§ WHAT TO DO
Collect every line that includes the string "ylabel".

______

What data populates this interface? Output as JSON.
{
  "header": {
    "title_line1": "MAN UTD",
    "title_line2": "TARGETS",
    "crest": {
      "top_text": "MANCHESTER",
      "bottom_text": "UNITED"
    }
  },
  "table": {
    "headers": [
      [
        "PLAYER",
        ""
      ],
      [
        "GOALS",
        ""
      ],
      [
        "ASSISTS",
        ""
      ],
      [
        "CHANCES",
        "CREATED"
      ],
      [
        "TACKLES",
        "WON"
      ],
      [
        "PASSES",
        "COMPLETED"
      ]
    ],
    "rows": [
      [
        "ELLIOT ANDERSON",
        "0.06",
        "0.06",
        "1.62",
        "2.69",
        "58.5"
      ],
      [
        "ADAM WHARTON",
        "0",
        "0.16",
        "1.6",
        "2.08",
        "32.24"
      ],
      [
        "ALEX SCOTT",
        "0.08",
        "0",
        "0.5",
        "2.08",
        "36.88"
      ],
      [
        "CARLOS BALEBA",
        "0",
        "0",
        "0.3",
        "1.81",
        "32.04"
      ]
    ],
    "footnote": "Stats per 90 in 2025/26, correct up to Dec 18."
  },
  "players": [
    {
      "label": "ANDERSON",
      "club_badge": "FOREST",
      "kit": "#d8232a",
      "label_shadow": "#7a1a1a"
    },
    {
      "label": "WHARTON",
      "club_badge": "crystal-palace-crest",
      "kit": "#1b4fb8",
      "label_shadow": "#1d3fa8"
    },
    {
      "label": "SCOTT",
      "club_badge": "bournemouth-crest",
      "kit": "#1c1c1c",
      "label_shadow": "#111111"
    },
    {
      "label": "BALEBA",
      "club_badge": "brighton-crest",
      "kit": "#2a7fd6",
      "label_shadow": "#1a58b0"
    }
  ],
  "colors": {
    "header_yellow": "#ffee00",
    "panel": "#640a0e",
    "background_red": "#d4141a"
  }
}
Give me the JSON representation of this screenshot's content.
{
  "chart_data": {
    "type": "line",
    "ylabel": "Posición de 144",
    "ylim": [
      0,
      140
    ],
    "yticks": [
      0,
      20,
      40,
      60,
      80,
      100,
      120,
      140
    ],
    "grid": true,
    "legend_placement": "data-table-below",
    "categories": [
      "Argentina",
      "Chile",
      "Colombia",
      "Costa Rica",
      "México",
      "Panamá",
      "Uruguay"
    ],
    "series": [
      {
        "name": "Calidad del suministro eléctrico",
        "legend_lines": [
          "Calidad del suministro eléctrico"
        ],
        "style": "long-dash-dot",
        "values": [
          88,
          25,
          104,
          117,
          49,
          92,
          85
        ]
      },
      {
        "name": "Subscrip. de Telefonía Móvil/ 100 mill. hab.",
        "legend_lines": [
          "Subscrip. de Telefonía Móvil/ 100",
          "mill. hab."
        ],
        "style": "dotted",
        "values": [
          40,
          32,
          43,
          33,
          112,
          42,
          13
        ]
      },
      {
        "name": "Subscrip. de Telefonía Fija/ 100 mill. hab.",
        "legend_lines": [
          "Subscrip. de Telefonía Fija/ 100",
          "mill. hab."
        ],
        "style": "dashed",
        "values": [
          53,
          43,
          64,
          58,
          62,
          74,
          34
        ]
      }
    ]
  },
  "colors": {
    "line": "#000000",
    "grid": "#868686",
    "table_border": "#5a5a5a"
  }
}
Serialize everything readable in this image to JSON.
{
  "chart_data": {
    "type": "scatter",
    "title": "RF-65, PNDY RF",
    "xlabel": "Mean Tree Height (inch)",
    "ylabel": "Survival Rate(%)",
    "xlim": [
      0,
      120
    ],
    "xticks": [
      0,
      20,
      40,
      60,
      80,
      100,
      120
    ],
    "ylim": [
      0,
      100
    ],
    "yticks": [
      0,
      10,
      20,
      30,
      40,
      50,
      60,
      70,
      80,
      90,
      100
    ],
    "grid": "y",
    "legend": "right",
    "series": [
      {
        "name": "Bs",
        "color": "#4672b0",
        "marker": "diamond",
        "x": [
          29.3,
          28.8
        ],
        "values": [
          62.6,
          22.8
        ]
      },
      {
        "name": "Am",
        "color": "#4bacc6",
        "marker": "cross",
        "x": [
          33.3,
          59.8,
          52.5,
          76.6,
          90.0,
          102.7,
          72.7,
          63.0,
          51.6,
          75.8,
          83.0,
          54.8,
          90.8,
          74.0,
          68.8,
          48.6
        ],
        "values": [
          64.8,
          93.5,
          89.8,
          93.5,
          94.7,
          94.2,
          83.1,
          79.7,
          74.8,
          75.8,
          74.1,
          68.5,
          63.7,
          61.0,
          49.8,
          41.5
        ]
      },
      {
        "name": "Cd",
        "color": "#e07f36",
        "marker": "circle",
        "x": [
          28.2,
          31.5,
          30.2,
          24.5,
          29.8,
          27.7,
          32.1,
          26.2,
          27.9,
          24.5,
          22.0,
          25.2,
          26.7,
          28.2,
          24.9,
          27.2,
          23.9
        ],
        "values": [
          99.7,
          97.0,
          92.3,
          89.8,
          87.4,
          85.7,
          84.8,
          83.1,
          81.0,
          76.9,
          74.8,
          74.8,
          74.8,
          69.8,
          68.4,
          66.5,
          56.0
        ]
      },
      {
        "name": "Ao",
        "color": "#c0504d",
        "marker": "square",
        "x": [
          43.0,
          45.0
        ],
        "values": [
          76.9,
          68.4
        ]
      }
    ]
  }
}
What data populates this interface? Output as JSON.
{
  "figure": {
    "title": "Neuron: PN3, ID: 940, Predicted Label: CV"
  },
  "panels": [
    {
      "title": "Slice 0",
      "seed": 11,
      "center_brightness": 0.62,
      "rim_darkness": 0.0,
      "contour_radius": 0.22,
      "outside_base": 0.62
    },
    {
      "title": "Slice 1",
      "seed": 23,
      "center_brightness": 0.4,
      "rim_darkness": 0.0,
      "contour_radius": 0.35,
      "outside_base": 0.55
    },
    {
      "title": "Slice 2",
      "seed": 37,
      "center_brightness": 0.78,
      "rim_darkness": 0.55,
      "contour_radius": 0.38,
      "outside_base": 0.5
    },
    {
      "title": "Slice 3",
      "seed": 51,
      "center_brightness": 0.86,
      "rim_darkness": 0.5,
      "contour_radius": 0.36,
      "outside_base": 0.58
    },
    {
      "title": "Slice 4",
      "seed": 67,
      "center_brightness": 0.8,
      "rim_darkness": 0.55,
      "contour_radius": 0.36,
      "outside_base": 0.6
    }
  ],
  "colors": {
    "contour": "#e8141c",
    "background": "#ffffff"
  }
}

______

§ CORRECT ANSWER
    "ylabel": "Posición de 144",
    "ylabel": "Survival Rate(%)",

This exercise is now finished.